Kein Zweifel: Die Geschichte der Bundesrepublik erlebt derzeit einen regelrechten Boom. Gleich an mehreren Universitäten und Instituten haben sich seit Ende der 1990er-Jahre große Forschungsgruppen etabliert, so etwa in München, Freiburg, Hamburg und Münster. [1] Und die Forschung schreitet in Riesenschritten voran: Hatte man vor Kurzem erst damit begonnen, die "dynamischen" 1960er-Jahre historiografisch zu vermessen, rückt nun das krisenhafte Nachfolgejahrzehnt in den Blick der Forschung.
"Die Siebzigerjahre. Gesellschaftliche Entwicklungen in Deutschland" lautet das Rahmenthema des neuesten Bands des "Archivs für Sozialgeschichte" (AfS). Eingeleitet von Bernd Faulenbach, vereint der gewichtige Sammelband Beiträge von insgesamt 16 Autoren, unter ihnen erfrischend viele Nachwuchswissenschaftler. Einen wirklich bunten Strauß an Themen haben die Herausgeber des AfS da gebunden: Die Bandbreite der Beiträge reicht von der Außen- und Innenpolitik und der Ostpolitik über einzelne gesellschaftspolitische Reforminitiativen wie die Polizei- und die Psychiatriereform, über die Katholische Kirche, die Gewerkschaften und die Jungsozialisten als gesellschaftliche und politische Großverbände, über den Konservativismus in den 1970er-Jahren, über die Bedeutung von Fachexperten in Unternehmen und Politik, bis hin zur Neuen Frauenbewegung, dem marxistischen Literaturbetrieb, jugendlichen Subkulturen, Frankfurter Spontiszene und schließlich dem Terrorismus.

** Datenübersicht **
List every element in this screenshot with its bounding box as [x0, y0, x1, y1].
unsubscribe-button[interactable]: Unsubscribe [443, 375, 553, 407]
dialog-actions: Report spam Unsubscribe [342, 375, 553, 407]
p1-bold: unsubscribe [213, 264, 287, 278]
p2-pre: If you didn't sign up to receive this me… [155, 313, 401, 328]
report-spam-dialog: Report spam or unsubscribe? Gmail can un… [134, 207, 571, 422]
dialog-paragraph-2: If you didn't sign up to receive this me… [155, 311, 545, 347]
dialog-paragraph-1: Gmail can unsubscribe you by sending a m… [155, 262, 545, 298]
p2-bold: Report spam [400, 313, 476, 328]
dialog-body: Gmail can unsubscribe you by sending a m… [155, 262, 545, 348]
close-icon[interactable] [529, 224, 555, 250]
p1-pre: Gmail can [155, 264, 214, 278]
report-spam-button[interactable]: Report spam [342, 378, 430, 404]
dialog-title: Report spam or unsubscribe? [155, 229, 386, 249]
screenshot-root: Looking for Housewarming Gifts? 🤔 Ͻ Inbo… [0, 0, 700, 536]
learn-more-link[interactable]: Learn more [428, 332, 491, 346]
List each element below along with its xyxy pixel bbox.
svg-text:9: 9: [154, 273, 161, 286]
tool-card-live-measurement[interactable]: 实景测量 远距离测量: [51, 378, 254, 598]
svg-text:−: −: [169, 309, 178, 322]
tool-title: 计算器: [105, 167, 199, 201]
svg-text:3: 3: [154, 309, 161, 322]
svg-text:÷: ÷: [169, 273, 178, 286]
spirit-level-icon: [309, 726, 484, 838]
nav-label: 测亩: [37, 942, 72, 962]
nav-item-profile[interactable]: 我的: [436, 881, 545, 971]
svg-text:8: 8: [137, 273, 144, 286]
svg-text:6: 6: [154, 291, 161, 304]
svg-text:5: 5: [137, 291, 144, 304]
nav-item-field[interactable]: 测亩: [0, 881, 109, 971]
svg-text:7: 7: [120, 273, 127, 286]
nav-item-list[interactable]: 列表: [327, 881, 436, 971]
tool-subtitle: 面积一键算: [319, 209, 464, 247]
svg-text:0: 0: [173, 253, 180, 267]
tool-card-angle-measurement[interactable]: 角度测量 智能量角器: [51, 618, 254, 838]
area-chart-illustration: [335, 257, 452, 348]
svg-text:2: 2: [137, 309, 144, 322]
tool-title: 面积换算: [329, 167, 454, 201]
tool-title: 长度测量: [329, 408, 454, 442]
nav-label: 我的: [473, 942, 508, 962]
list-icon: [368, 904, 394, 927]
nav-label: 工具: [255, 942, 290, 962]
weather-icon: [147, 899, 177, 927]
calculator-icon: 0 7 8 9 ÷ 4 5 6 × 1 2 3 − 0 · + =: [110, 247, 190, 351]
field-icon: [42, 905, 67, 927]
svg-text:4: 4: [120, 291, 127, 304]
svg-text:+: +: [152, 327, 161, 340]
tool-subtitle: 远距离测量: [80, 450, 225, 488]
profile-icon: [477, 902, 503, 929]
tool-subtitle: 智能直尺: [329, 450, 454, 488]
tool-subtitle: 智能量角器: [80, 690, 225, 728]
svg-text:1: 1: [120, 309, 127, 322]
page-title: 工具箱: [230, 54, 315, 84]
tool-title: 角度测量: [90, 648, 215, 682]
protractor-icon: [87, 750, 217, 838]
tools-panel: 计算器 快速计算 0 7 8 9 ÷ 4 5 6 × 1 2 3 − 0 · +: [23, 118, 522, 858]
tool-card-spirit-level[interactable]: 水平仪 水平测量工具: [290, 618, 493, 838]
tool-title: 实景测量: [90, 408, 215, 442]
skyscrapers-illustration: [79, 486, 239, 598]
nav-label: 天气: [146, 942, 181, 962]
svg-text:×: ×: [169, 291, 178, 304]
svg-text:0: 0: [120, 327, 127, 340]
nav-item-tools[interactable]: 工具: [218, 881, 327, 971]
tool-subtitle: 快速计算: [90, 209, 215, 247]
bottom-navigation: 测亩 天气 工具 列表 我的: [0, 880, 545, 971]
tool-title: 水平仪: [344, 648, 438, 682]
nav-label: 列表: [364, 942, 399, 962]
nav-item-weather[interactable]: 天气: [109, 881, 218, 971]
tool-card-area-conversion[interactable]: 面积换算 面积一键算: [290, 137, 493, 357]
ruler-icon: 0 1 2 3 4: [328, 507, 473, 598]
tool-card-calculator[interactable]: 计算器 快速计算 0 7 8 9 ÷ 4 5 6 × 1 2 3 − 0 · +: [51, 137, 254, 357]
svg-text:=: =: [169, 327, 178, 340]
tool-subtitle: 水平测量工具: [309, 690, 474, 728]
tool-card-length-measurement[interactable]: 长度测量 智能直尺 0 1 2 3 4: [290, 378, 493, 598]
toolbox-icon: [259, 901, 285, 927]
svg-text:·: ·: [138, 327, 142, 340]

** Gestellte Aufgabe **
Tippen Sie aus dem Textauszug den Abschnitt von „Kein Zweifel: Die“ bis einschließlich „Blick der Forschung.“ wortgetreu ab. Die Datensätze spielen hierbei keine Rolle.

** Erledigte Aufgabe **
Kein Zweifel: Die Geschichte der Bundesrepublik erlebt derzeit einen regelrechten Boom. Gleich an mehreren Universitäten und Instituten haben sich seit Ende der 1990er-Jahre große Forschungsgruppen etabliert, so etwa in München, Freiburg, Hamburg und Münster. [1] Und die Forschung schreitet in Riesenschritten voran: Hatte man vor Kurzem erst damit begonnen, die "dynamischen" 1960er-Jahre historiografisch zu vermessen, rückt nun das krisenhafte Nachfolgejahrzehnt in den Blick der Forschung.